→ **Challenge**:
Reproduce each line bearing the word "grubości".
** Start of Record set **
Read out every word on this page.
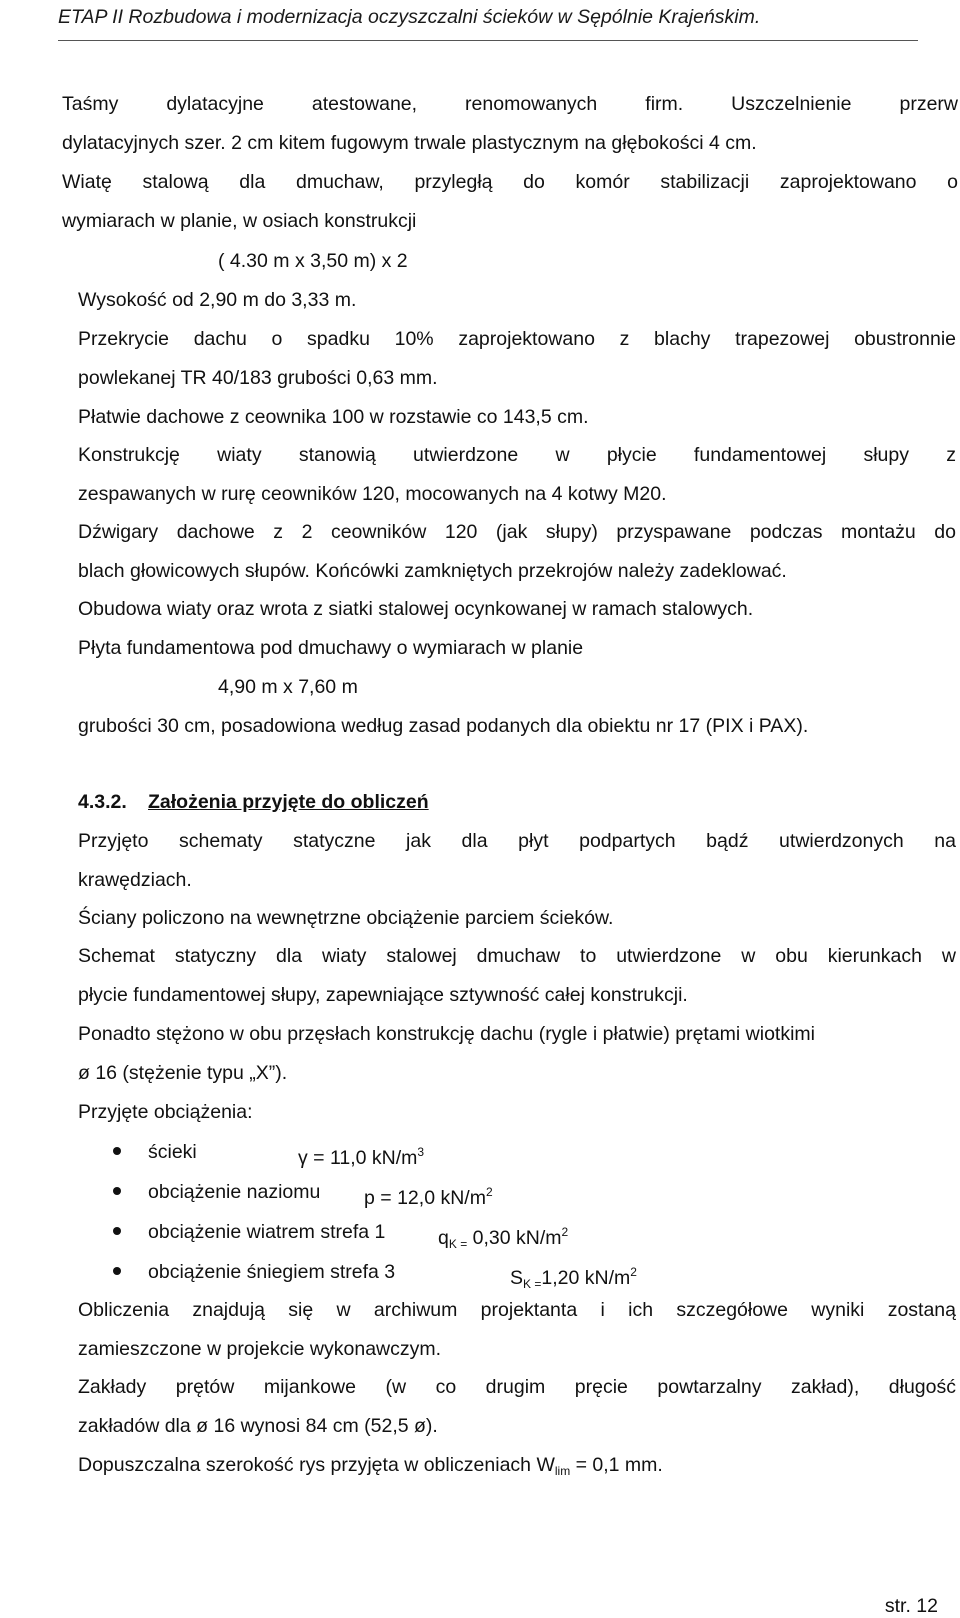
ETAP II Rozbudowa i modernizacja oczyszczalni ścieków w Sępólnie Krajeńskim.
Taśmy dylatacyjne atestowane, renomowanych firm. Uszczelnienie przerw
dylatacyjnych szer. 2 cm kitem fugowym trwale plastycznym na głębokości 4 cm.
Wiatę stalową dla dmuchaw, przyległą do komór stabilizacji zaprojektowano o
wymiarach w planie, w osiach konstrukcji
( 4.30 m x 3,50 m) x 2
Wysokość od 2,90 m do 3,33 m.
Przekrycie dachu o spadku 10% zaprojektowano z blachy trapezowej obustronnie
powlekanej TR 40/183 grubości 0,63 mm.
Płatwie dachowe z ceownika 100 w rozstawie co 143,5 cm.
Konstrukcję wiaty stanowią utwierdzone w płycie fundamentowej słupy z
zespawanych w rurę ceowników 120, mocowanych na 4 kotwy M20.
Dźwigary dachowe z 2 ceowników 120 (jak słupy) przyspawane podczas montażu do
blach głowicowych słupów. Końcówki zamkniętych przekrojów należy zadeklować.
Obudowa wiaty oraz wrota z siatki stalowej ocynkowanej w ramach stalowych.
Płyta fundamentowa pod dmuchawy o wymiarach w planie
4,90 m x 7,60 m
grubości 30 cm, posadowiona według zasad podanych dla obiektu nr 17 (PIX i PAX).
4.3.2. Założenia przyjęte do obliczeń
Przyjęto schematy statyczne jak dla płyt podpartych bądź utwierdzonych na
krawędziach.
Ściany policzono na wewnętrzne obciążenie parciem ścieków.
Schemat statyczny dla wiaty stalowej dmuchaw to utwierdzone w obu kierunkach w
płycie fundamentowej słupy, zapewniające sztywność całej konstrukcji.
Ponadto stężono w obu przęsłach konstrukcję dachu (rygle i płatwie) prętami wiotkimi
ø 16 (stężenie typu „X”).
Przyjęte obciążenia:
ścieki	γ = 11,0 $kN/m^3$
obciążenie naziomu p = 12,0 $kN/m^2$
obciążenie wiatrem strefa 1	$q_{K =}$ 0,30 $kN/m^2$
obciążenie śniegiem strefa 3	$S_{K =}1,20$ $kN/m^2$
Obliczenia znajdują się w archiwum projektanta i ich szczegółowe wyniki zostaną
zamieszczone w projekcie wykonawczym.
Zakłady prętów mijankowe (w co drugim pręcie powtarzalny zakład), długość
zakładów dla ø 16 wynosi 84 cm (52,5 ø).
Dopuszczalna szerokość rys przyjęta w obliczeniach $W_{lim} = 0,1$ mm.
str. 12
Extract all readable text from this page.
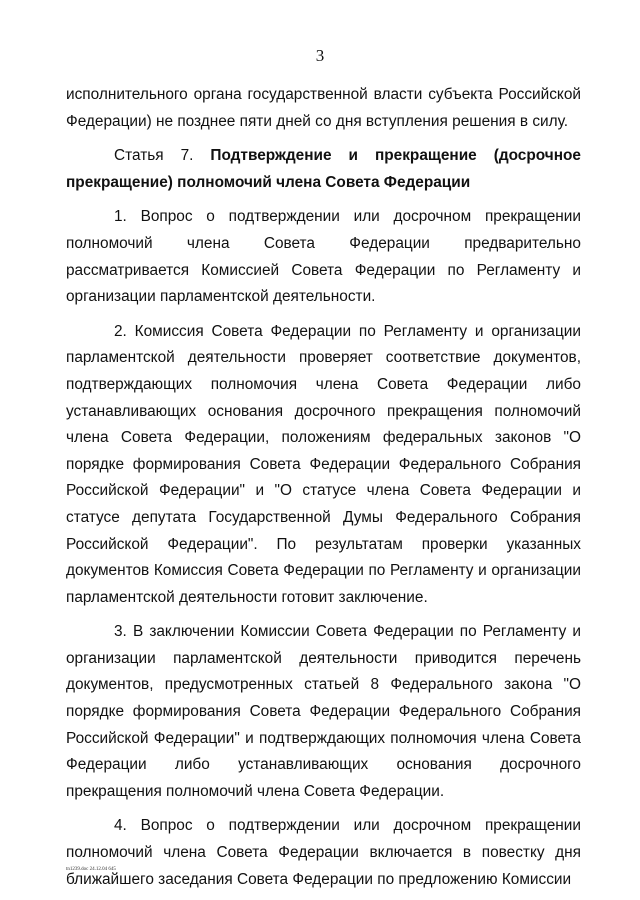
3

исполнительного органа государственной власти субъекта Российской Федерации) не позднее пяти дней со дня вступления решения в силу.

Статья 7. Подтверждение и прекращение (досрочное прекращение) полномочий члена Совета Федерации

1. Вопрос о подтверждении или досрочном прекращении полномочий члена Совета Федерации предварительно рассматривается Комиссией Совета Федерации по Регламенту и организации парламентской деятельности.

2. Комиссия Совета Федерации по Регламенту и организации парламентской деятельности проверяет соответствие документов, подтверждающих полномочия члена Совета Федерации либо устанавливающих основания досрочного прекращения полномочий члена Совета Федерации, положениям федеральных законов "О порядке формирования Совета Федерации Федерального Собрания Российской Федерации" и "О статусе члена Совета Федерации и статусе депутата Государственной Думы Федерального Собрания Российской Федерации". По результатам проверки указанных документов Комиссия Совета Федерации по Регламенту и организации парламентской деятельности готовит заключение.

3. В заключении Комиссии Совета Федерации по Регламенту и организации парламентской деятельности приводится перечень документов, предусмотренных статьей 8 Федерального закона "О порядке формирования Совета Федерации Федерального Собрания Российской Федерации" и подтверждающих полномочия члена Совета Федерации либо устанавливающих основания досрочного прекращения полномочий члена Совета Федерации.

4. Вопрос о подтверждении или досрочном прекращении полномочий члена Совета Федерации включается в повестку дня ближайшего заседания Совета Федерации по предложению Комиссии

tn1239.doc 24.12.04 645
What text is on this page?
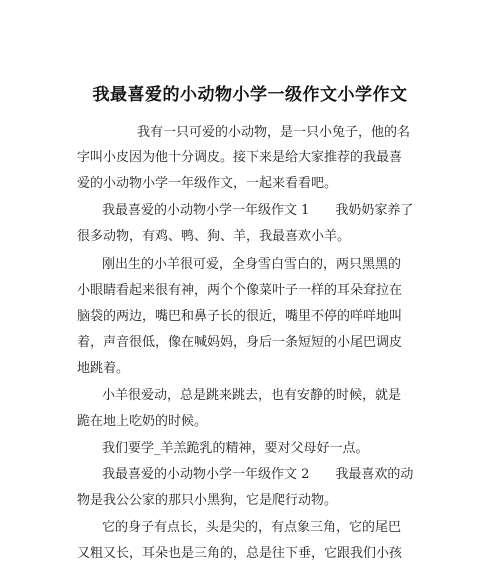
我最喜爱的小动物小学一级作文小学作文
我有一只可爱的小动物，是一只小兔子，他的名
字叫小皮因为他十分调皮。接下来是给大家推荐的我最喜
爱的小动物小学一年级作文，一起来看看吧。
我最喜爱的小动物小学一年级作文 1　　我奶奶家养了
很多动物，有鸡、鸭、狗、羊，我最喜欢小羊。
刚出生的小羊很可爱，全身雪白雪白的，两只黑黑的
小眼睛看起来很有神，两个个像菜叶子一样的耳朵耷拉在
脑袋的两边，嘴巴和鼻子长的很近，嘴里不停的咩咩地叫
着，声音很低，像在喊妈妈，身后一条短短的小尾巴调皮
地跳着。
小羊很爱动，总是跳来跳去，也有安静的时候，就是
跪在地上吃奶的时候。
我们要学_羊羔跪乳的精神，要对父母好一点。
我最喜爱的小动物小学一年级作文 2　　我最喜欢的动
物是我公公家的那只小黑狗，它是爬行动物。
它的身子有点长，头是尖的，有点象三角，它的尾巴
又粗又长，耳朵也是三角的，总是往下垂，它跟我们小孩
** End of Record set **
→ **Final result**:
powlekanej TR 40/183 grubości 0,63 mm.
grubości 30 cm, posadowiona według zasad podanych dla obiektu nr 17 (PIX i PAX).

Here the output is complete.